■ **Stated problem**:
Set down every record once more, exactly as given.
----------
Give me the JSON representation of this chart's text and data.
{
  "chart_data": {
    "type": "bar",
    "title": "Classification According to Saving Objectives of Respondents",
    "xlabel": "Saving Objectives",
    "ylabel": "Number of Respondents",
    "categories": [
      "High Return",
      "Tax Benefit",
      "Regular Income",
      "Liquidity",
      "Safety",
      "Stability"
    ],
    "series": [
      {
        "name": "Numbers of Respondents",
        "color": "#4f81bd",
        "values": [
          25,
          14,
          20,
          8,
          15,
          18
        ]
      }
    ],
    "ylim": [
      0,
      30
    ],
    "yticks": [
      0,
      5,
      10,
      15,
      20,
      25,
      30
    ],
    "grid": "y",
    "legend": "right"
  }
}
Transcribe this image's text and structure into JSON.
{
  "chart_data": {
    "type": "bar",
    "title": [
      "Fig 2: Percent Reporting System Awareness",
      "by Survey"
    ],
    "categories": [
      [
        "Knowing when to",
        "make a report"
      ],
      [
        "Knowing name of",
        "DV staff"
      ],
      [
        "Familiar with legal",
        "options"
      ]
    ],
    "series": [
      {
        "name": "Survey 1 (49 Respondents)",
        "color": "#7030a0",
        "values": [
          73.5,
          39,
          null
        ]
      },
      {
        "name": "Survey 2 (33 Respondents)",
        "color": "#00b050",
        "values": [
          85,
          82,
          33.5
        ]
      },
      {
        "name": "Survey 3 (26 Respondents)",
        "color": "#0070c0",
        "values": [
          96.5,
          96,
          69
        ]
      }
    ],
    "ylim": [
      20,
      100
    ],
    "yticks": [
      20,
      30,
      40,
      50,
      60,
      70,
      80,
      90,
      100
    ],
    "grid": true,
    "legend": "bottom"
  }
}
----------
■ **Complete response**:
Give me the JSON representation of this chart's text and data.
{
  "chart_data": {
    "type": "bar",
    "title": "Classification According to Saving Objectives of Respondents",
    "xlabel": "Saving Objectives",
    "ylabel": "Number of Respondents",
    "categories": [
      "High Return",
      "Tax Benefit",
      "Regular Income",
      "Liquidity",
      "Safety",
      "Stability"
    ],
    "series": [
      {
        "name": "Numbers of Respondents",
        "color": "#4f81bd",
        "values": [
          25,
          14,
          20,
          8,
          15,
          18
        ]
      }
    ],
    "ylim": [
      0,
      30
    ],
    "yticks": [
      0,
      5,
      10,
      15,
      20,
      25,
      30
    ],
    "grid": "y",
    "legend": "right"
  }
}
Transcribe this image's text and structure into JSON.
{
  "chart_data": {
    "type": "bar",
    "title": [
      "Fig 2: Percent Reporting System Awareness",
      "by Survey"
    ],
    "categories": [
      [
        "Knowing when to",
        "make a report"
      ],
      [
        "Knowing name of",
        "DV staff"
      ],
      [
        "Familiar with legal",
        "options"
      ]
    ],
    "series": [
      {
        "name": "Survey 1 (49 Respondents)",
        "color": "#7030a0",
        "values": [
          73.5,
          39,
          null
        ]
      },
      {
        "name": "Survey 2 (33 Respondents)",
        "color": "#00b050",
        "values": [
          85,
          82,
          33.5
        ]
      },
      {
        "name": "Survey 3 (26 Respondents)",
        "color": "#0070c0",
        "values": [
          96.5,
          96,
          69
        ]
      }
    ],
    "ylim": [
      20,
      100
    ],
    "yticks": [
      20,
      30,
      40,
      50,
      60,
      70,
      80,
      90,
      100
    ],
    "grid": true,
    "legend": "bottom"
  }
}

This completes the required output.